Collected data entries
— Begin —

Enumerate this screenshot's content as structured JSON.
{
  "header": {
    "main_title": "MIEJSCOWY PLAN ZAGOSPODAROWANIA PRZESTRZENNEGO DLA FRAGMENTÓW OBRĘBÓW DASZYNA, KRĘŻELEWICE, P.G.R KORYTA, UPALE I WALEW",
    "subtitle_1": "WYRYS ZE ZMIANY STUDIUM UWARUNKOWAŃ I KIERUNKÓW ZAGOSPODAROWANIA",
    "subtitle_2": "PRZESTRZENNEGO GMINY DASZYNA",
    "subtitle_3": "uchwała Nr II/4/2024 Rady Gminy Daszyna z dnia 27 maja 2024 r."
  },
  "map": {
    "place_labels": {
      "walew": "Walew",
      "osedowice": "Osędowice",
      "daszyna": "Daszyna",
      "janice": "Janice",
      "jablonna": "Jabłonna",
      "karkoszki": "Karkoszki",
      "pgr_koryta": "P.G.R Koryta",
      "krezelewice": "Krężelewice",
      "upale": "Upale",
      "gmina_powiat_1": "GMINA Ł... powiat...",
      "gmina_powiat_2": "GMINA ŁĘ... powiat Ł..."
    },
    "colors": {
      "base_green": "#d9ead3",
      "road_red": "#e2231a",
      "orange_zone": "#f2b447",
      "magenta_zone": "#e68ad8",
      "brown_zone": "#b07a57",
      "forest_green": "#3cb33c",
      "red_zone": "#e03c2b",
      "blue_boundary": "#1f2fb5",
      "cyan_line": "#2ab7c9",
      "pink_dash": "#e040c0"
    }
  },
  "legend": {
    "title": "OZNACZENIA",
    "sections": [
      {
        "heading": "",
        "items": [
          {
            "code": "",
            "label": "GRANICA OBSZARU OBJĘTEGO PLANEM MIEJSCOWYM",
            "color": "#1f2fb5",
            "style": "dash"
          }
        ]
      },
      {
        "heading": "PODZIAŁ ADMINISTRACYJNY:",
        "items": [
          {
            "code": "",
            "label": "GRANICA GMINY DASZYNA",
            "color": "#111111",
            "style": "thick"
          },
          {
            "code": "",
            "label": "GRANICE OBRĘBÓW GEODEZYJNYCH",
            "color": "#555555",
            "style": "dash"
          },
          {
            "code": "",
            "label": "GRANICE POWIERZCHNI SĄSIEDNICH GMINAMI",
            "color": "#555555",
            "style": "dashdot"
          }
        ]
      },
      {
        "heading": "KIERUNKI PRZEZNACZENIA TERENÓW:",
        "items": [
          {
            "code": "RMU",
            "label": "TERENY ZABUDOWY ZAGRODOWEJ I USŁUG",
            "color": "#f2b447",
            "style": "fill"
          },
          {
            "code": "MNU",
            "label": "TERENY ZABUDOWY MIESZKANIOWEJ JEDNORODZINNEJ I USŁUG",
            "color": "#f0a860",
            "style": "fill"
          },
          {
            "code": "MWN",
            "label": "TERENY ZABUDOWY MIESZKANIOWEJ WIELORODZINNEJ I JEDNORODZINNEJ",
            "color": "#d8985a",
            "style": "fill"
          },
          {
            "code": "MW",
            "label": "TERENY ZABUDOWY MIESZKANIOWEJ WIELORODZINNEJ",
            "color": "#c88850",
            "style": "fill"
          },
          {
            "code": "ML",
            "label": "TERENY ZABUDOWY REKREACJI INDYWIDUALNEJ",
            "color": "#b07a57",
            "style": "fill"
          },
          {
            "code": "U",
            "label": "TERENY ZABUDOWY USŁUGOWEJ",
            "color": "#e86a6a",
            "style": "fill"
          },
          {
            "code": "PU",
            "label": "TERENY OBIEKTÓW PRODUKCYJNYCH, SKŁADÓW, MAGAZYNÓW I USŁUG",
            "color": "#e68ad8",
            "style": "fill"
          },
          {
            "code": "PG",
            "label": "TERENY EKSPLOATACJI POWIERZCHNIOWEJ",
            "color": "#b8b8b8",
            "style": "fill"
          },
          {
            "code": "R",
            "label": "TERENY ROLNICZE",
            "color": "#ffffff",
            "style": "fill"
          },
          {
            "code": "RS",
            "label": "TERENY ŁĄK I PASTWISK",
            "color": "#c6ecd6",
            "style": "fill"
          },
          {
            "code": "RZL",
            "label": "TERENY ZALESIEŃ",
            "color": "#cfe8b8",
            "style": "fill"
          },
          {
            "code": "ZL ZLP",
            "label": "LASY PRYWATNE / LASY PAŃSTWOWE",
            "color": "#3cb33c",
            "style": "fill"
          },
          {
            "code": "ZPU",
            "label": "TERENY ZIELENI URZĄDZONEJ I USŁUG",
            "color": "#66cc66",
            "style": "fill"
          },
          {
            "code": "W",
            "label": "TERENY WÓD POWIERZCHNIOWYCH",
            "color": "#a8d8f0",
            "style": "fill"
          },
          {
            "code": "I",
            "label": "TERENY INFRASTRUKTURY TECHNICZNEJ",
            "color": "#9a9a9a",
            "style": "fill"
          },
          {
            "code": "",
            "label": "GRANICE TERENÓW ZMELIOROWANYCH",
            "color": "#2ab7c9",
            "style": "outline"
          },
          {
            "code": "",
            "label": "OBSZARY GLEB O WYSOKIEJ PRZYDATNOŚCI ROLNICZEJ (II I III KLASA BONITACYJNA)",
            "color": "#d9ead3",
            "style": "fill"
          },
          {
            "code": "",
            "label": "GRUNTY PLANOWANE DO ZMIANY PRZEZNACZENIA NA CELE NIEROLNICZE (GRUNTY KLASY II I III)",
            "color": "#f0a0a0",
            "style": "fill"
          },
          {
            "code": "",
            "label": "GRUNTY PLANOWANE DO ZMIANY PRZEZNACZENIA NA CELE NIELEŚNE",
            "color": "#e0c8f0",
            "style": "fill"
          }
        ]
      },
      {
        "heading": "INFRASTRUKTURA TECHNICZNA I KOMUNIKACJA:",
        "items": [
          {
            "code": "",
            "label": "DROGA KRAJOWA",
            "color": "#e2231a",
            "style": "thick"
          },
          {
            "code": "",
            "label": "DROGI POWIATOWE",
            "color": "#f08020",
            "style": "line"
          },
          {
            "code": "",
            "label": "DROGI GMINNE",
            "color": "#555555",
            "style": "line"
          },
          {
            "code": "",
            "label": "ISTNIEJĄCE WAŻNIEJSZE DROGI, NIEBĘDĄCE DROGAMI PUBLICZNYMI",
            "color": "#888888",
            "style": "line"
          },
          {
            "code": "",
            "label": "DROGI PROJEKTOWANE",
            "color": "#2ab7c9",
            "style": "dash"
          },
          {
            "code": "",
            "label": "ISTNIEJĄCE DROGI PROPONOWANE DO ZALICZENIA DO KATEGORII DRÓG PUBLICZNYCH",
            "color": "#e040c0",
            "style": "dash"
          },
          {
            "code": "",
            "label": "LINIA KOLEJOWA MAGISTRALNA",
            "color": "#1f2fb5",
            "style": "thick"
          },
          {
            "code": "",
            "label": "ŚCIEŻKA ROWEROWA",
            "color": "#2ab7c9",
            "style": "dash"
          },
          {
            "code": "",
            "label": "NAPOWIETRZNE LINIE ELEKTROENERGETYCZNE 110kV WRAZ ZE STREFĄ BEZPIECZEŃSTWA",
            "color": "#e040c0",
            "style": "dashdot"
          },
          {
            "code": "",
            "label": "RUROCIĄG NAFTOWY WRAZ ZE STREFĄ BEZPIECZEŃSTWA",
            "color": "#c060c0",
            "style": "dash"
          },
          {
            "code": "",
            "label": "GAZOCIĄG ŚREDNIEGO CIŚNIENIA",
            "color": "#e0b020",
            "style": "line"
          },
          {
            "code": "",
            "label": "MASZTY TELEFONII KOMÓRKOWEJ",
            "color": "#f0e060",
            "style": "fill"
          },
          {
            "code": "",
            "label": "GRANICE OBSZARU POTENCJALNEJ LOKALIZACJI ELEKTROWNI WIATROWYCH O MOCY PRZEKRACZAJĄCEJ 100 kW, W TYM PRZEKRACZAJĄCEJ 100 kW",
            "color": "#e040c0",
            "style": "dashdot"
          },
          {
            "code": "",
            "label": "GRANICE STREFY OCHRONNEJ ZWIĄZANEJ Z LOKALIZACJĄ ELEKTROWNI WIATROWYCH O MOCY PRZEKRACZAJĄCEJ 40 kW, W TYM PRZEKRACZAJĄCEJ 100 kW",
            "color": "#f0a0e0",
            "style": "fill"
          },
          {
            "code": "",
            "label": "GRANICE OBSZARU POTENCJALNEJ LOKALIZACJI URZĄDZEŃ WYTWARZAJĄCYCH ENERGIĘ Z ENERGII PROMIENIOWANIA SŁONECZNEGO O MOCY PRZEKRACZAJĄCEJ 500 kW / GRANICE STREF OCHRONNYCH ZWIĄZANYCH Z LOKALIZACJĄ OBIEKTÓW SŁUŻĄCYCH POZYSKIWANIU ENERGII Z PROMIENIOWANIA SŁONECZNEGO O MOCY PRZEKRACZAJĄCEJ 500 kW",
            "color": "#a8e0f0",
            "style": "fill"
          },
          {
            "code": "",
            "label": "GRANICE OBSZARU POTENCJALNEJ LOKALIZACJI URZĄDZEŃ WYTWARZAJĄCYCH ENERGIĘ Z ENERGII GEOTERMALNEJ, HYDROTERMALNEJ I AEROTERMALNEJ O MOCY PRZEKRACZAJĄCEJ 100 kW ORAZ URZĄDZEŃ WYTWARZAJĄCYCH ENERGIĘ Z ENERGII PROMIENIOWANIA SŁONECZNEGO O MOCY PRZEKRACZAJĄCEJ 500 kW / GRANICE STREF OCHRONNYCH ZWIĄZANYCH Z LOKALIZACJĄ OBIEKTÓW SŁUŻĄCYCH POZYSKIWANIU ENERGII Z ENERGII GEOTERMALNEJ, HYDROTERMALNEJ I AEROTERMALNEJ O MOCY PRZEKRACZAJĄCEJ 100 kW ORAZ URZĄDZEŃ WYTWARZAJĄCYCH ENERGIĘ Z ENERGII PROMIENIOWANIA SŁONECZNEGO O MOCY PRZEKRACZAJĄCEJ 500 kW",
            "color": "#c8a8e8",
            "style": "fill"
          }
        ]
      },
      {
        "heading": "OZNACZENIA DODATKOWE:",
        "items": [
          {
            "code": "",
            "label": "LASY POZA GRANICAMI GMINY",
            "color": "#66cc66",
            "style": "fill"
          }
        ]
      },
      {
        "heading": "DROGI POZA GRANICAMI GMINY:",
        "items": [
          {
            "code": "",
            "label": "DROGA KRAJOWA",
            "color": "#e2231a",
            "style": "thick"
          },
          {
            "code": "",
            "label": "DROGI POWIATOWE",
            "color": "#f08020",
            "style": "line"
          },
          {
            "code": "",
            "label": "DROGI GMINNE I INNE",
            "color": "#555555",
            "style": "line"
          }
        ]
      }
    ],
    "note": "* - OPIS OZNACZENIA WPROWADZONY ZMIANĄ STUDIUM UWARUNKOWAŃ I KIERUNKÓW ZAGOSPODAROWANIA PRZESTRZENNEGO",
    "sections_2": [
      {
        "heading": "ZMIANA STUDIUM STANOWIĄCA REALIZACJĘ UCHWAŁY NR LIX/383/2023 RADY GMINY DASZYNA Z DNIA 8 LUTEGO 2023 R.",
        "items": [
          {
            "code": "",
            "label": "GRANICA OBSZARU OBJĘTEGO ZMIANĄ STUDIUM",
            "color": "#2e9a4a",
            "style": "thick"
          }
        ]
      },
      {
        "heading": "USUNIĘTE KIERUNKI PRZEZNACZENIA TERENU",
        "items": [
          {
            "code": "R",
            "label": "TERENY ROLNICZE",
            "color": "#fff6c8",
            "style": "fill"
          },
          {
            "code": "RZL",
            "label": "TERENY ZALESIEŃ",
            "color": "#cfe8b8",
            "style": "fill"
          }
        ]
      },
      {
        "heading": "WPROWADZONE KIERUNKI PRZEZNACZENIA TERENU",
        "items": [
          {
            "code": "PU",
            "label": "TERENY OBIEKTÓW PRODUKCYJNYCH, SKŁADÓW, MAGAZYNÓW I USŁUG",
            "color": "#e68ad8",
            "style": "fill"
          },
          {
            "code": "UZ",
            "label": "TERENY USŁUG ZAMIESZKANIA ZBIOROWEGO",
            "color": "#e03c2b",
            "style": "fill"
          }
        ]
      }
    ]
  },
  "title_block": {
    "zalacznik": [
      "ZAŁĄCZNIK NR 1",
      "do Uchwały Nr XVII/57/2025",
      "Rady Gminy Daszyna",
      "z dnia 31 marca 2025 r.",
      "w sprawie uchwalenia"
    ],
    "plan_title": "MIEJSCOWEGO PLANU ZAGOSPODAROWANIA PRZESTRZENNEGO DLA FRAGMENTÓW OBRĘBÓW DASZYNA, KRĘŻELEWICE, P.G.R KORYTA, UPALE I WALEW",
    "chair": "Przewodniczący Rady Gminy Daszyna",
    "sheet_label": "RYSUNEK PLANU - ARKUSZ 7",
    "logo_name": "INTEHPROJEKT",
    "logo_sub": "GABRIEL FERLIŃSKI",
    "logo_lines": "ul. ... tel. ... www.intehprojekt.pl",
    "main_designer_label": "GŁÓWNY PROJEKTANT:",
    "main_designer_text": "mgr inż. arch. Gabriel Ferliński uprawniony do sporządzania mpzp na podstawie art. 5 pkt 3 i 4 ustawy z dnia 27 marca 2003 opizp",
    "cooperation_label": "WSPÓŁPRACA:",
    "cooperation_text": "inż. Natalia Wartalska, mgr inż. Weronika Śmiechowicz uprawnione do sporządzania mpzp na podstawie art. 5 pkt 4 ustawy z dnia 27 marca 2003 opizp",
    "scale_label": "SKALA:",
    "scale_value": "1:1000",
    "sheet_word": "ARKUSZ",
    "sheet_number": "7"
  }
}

— End —

:: GIVEN TASK ::
Find every line in the records above that contains the word "GRANICAMI", and copy each one.

:: RESPONSE TO THIS TASK ::
            "label": "LASY POZA GRANICAMI GMINY",
        "heading": "DROGI POZA GRANICAMI GMINY:",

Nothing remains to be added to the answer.